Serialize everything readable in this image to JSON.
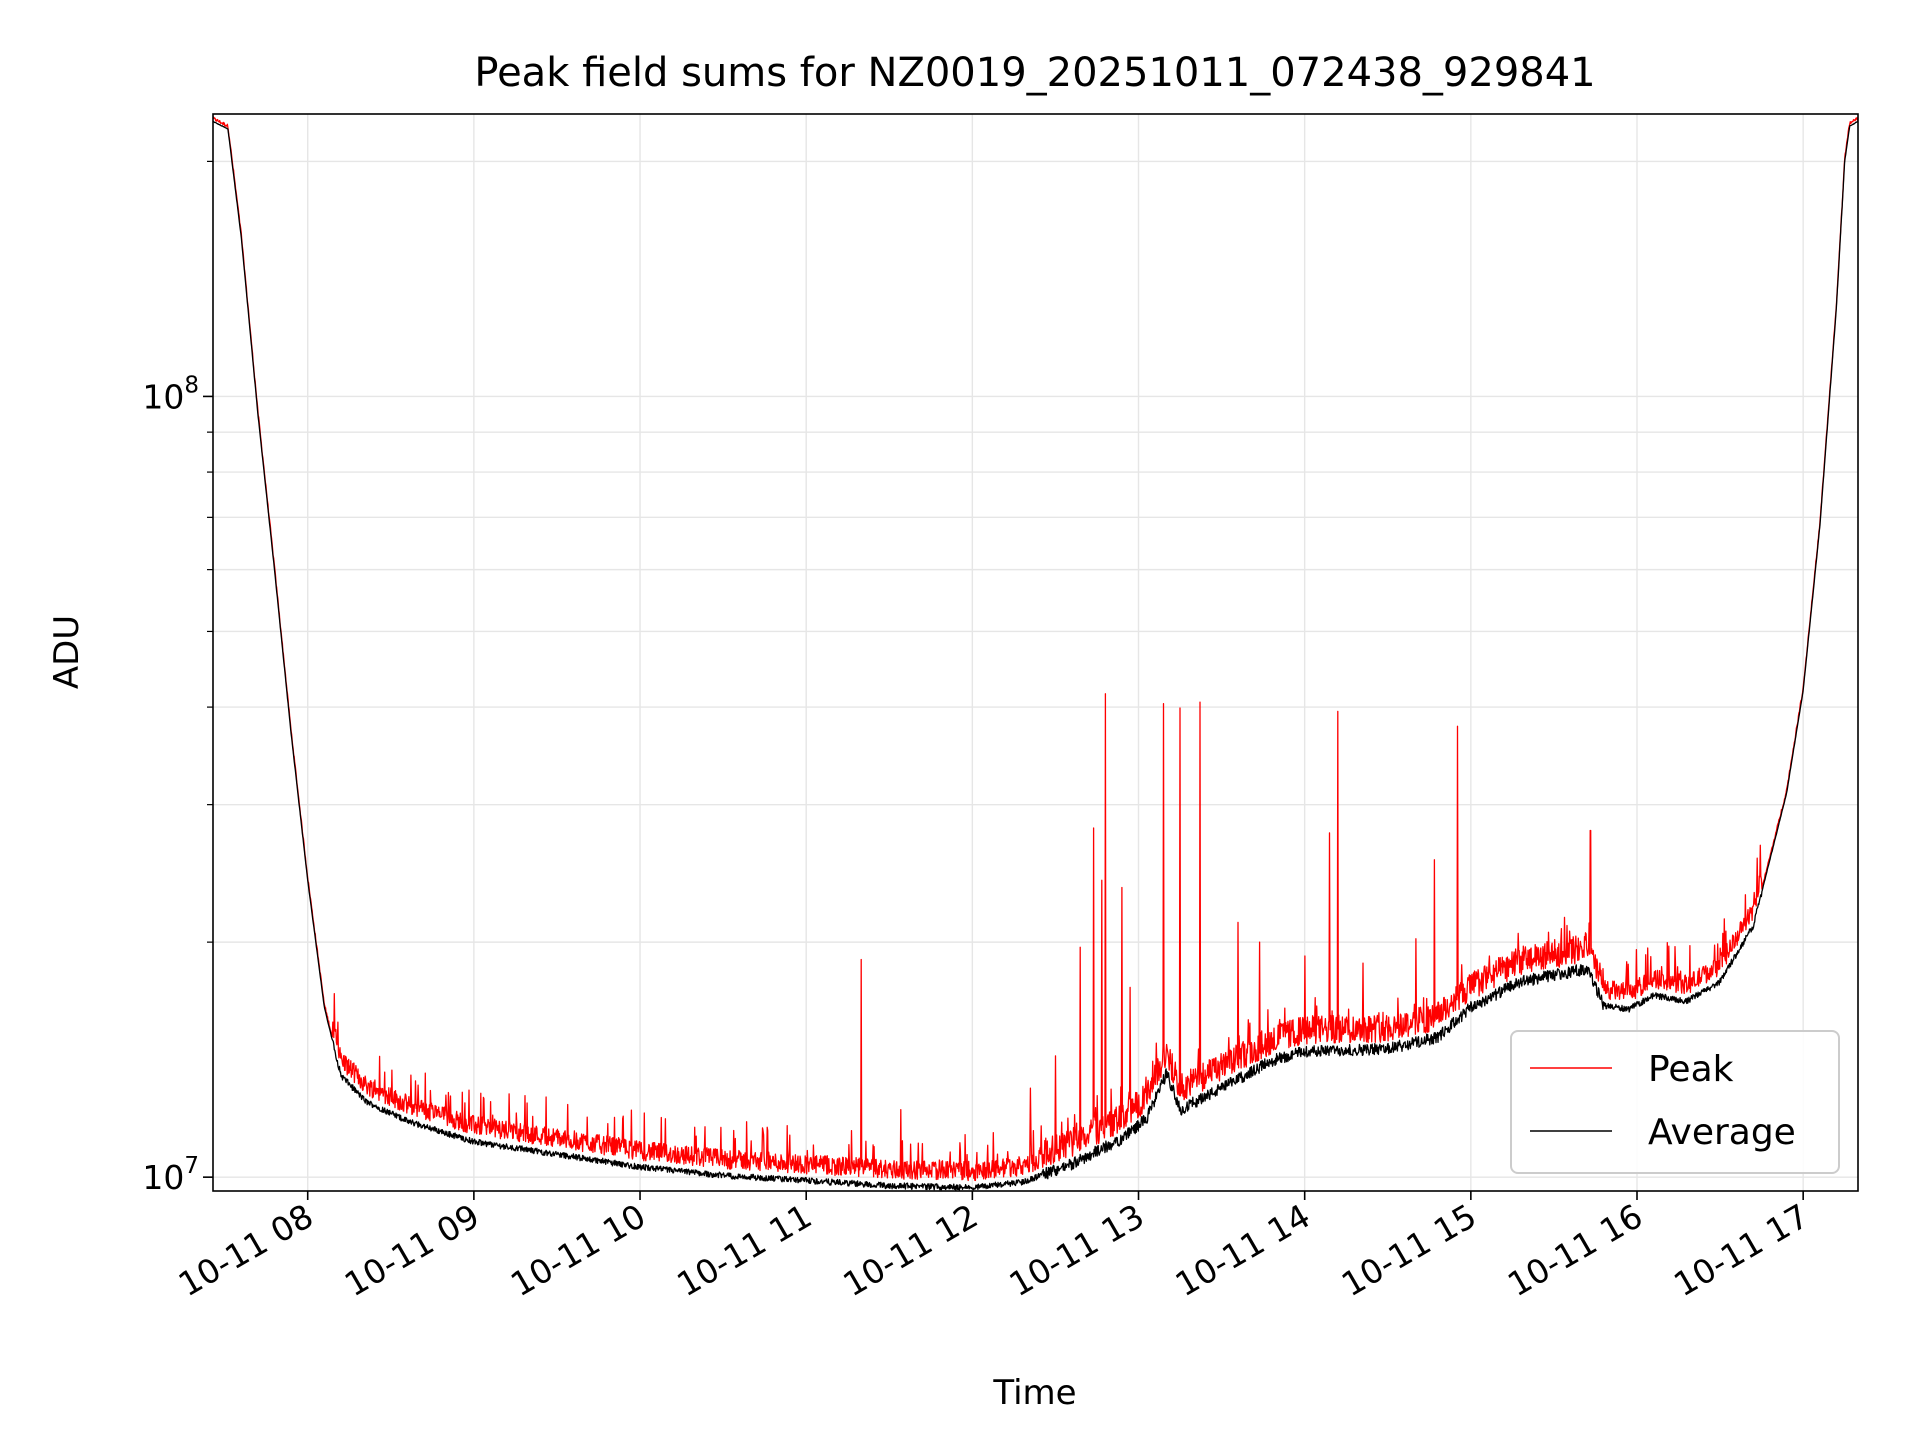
{
  "chart_data": {
    "type": "line",
    "title": "Peak field sums for NZ0019_20251011_072438_929841",
    "xlabel": "Time",
    "ylabel": "ADU",
    "yscale": "log",
    "ylim": [
      9600000,
      230000000
    ],
    "xlim_hours": [
      7.43,
      17.33
    ],
    "x_ticks": [
      {
        "label": "10-11 08",
        "hour": 8
      },
      {
        "label": "10-11 09",
        "hour": 9
      },
      {
        "label": "10-11 10",
        "hour": 10
      },
      {
        "label": "10-11 11",
        "hour": 11
      },
      {
        "label": "10-11 12",
        "hour": 12
      },
      {
        "label": "10-11 13",
        "hour": 13
      },
      {
        "label": "10-11 14",
        "hour": 14
      },
      {
        "label": "10-11 15",
        "hour": 15
      },
      {
        "label": "10-11 16",
        "hour": 16
      },
      {
        "label": "10-11 17",
        "hour": 17
      }
    ],
    "y_ticks": [
      {
        "base": "10",
        "exp": "7",
        "value": 10000000
      },
      {
        "base": "10",
        "exp": "8",
        "value": 100000000
      }
    ],
    "grid": true,
    "legend_position": "lower-right",
    "series": [
      {
        "name": "Peak",
        "color": "#ff0000"
      },
      {
        "name": "Average",
        "color": "#000000"
      }
    ],
    "average_curve": [
      [
        7.43,
        225000000
      ],
      [
        7.52,
        220000000
      ],
      [
        7.6,
        160000000
      ],
      [
        7.7,
        95000000
      ],
      [
        7.8,
        60000000
      ],
      [
        7.9,
        37000000
      ],
      [
        8.0,
        24000000
      ],
      [
        8.1,
        16500000
      ],
      [
        8.2,
        13500000
      ],
      [
        8.35,
        12500000
      ],
      [
        8.6,
        11800000
      ],
      [
        9.0,
        11100000
      ],
      [
        9.5,
        10700000
      ],
      [
        10.0,
        10300000
      ],
      [
        10.5,
        10050000
      ],
      [
        11.0,
        9900000
      ],
      [
        11.5,
        9750000
      ],
      [
        12.0,
        9700000
      ],
      [
        12.3,
        9850000
      ],
      [
        12.6,
        10400000
      ],
      [
        12.9,
        11200000
      ],
      [
        13.05,
        11900000
      ],
      [
        13.17,
        13600000
      ],
      [
        13.25,
        12200000
      ],
      [
        13.5,
        13000000
      ],
      [
        13.8,
        14100000
      ],
      [
        14.0,
        14500000
      ],
      [
        14.5,
        14600000
      ],
      [
        14.8,
        15100000
      ],
      [
        15.0,
        16500000
      ],
      [
        15.3,
        17800000
      ],
      [
        15.7,
        18500000
      ],
      [
        15.8,
        16600000
      ],
      [
        15.95,
        16400000
      ],
      [
        16.1,
        17100000
      ],
      [
        16.3,
        16800000
      ],
      [
        16.5,
        17800000
      ],
      [
        16.7,
        21000000
      ],
      [
        16.9,
        31000000
      ],
      [
        17.0,
        42000000
      ],
      [
        17.1,
        68000000
      ],
      [
        17.2,
        130000000
      ],
      [
        17.25,
        200000000
      ],
      [
        17.28,
        222000000
      ],
      [
        17.33,
        225000000
      ]
    ],
    "peak_spikes": [
      [
        11.33,
        19000000
      ],
      [
        11.57,
        12200000
      ],
      [
        12.35,
        13000000
      ],
      [
        12.5,
        14300000
      ],
      [
        12.65,
        19700000
      ],
      [
        12.73,
        28000000
      ],
      [
        12.78,
        24000000
      ],
      [
        12.8,
        41600000
      ],
      [
        12.9,
        23500000
      ],
      [
        12.95,
        17500000
      ],
      [
        13.15,
        40400000
      ],
      [
        13.25,
        39900000
      ],
      [
        13.37,
        40600000
      ],
      [
        13.6,
        21200000
      ],
      [
        13.73,
        20000000
      ],
      [
        14.0,
        19200000
      ],
      [
        14.15,
        27600000
      ],
      [
        14.2,
        39500000
      ],
      [
        14.35,
        18800000
      ],
      [
        14.67,
        20200000
      ],
      [
        14.78,
        25500000
      ],
      [
        14.92,
        37800000
      ],
      [
        15.72,
        27800000
      ]
    ]
  }
}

■ ■ ■

▶ _Goal of the exercise_
Leave the pictures out, and transcribe each of the records exactly.

▶ _Output of the exercise_
Serialize everything readable in this image to JSON.
{
  "chart_data": {
    "type": "line",
    "title": "Peak field sums for NZ0019_20251011_072438_929841",
    "xlabel": "Time",
    "ylabel": "ADU",
    "yscale": "log",
    "ylim": [
      9600000,
      230000000
    ],
    "xlim_hours": [
      7.43,
      17.33
    ],
    "x_ticks": [
      {
        "label": "10-11 08",
        "hour": 8
      },
      {
        "label": "10-11 09",
        "hour": 9
      },
      {
        "label": "10-11 10",
        "hour": 10
      },
      {
        "label": "10-11 11",
        "hour": 11
      },
      {
        "label": "10-11 12",
        "hour": 12
      },
      {
        "label": "10-11 13",
        "hour": 13
      },
      {
        "label": "10-11 14",
        "hour": 14
      },
      {
        "label": "10-11 15",
        "hour": 15
      },
      {
        "label": "10-11 16",
        "hour": 16
      },
      {
        "label": "10-11 17",
        "hour": 17
      }
    ],
    "y_ticks": [
      {
        "base": "10",
        "exp": "7",
        "value": 10000000
      },
      {
        "base": "10",
        "exp": "8",
        "value": 100000000
      }
    ],
    "grid": true,
    "legend_position": "lower-right",
    "series": [
      {
        "name": "Peak",
        "color": "#ff0000"
      },
      {
        "name": "Average",
        "color": "#000000"
      }
    ],
    "average_curve": [
      [
        7.43,
        225000000
      ],
      [
        7.52,
        220000000
      ],
      [
        7.6,
        160000000
      ],
      [
        7.7,
        95000000
      ],
      [
        7.8,
        60000000
      ],
      [
        7.9,
        37000000
      ],
      [
        8.0,
        24000000
      ],
      [
        8.1,
        16500000
      ],
      [
        8.2,
        13500000
      ],
      [
        8.35,
        12500000
      ],
      [
        8.6,
        11800000
      ],
      [
        9.0,
        11100000
      ],
      [
        9.5,
        10700000
      ],
      [
        10.0,
        10300000
      ],
      [
        10.5,
        10050000
      ],
      [
        11.0,
        9900000
      ],
      [
        11.5,
        9750000
      ],
      [
        12.0,
        9700000
      ],
      [
        12.3,
        9850000
      ],
      [
        12.6,
        10400000
      ],
      [
        12.9,
        11200000
      ],
      [
        13.05,
        11900000
      ],
      [
        13.17,
        13600000
      ],
      [
        13.25,
        12200000
      ],
      [
        13.5,
        13000000
      ],
      [
        13.8,
        14100000
      ],
      [
        14.0,
        14500000
      ],
      [
        14.5,
        14600000
      ],
      [
        14.8,
        15100000
      ],
      [
        15.0,
        16500000
      ],
      [
        15.3,
        17800000
      ],
      [
        15.7,
        18500000
      ],
      [
        15.8,
        16600000
      ],
      [
        15.95,
        16400000
      ],
      [
        16.1,
        17100000
      ],
      [
        16.3,
        16800000
      ],
      [
        16.5,
        17800000
      ],
      [
        16.7,
        21000000
      ],
      [
        16.9,
        31000000
      ],
      [
        17.0,
        42000000
      ],
      [
        17.1,
        68000000
      ],
      [
        17.2,
        130000000
      ],
      [
        17.25,
        200000000
      ],
      [
        17.28,
        222000000
      ],
      [
        17.33,
        225000000
      ]
    ],
    "peak_spikes": [
      [
        11.33,
        19000000
      ],
      [
        11.57,
        12200000
      ],
      [
        12.35,
        13000000
      ],
      [
        12.5,
        14300000
      ],
      [
        12.65,
        19700000
      ],
      [
        12.73,
        28000000
      ],
      [
        12.78,
        24000000
      ],
      [
        12.8,
        41600000
      ],
      [
        12.9,
        23500000
      ],
      [
        12.95,
        17500000
      ],
      [
        13.15,
        40400000
      ],
      [
        13.25,
        39900000
      ],
      [
        13.37,
        40600000
      ],
      [
        13.6,
        21200000
      ],
      [
        13.73,
        20000000
      ],
      [
        14.0,
        19200000
      ],
      [
        14.15,
        27600000
      ],
      [
        14.2,
        39500000
      ],
      [
        14.35,
        18800000
      ],
      [
        14.67,
        20200000
      ],
      [
        14.78,
        25500000
      ],
      [
        14.92,
        37800000
      ],
      [
        15.72,
        27800000
      ]
    ]
  }
}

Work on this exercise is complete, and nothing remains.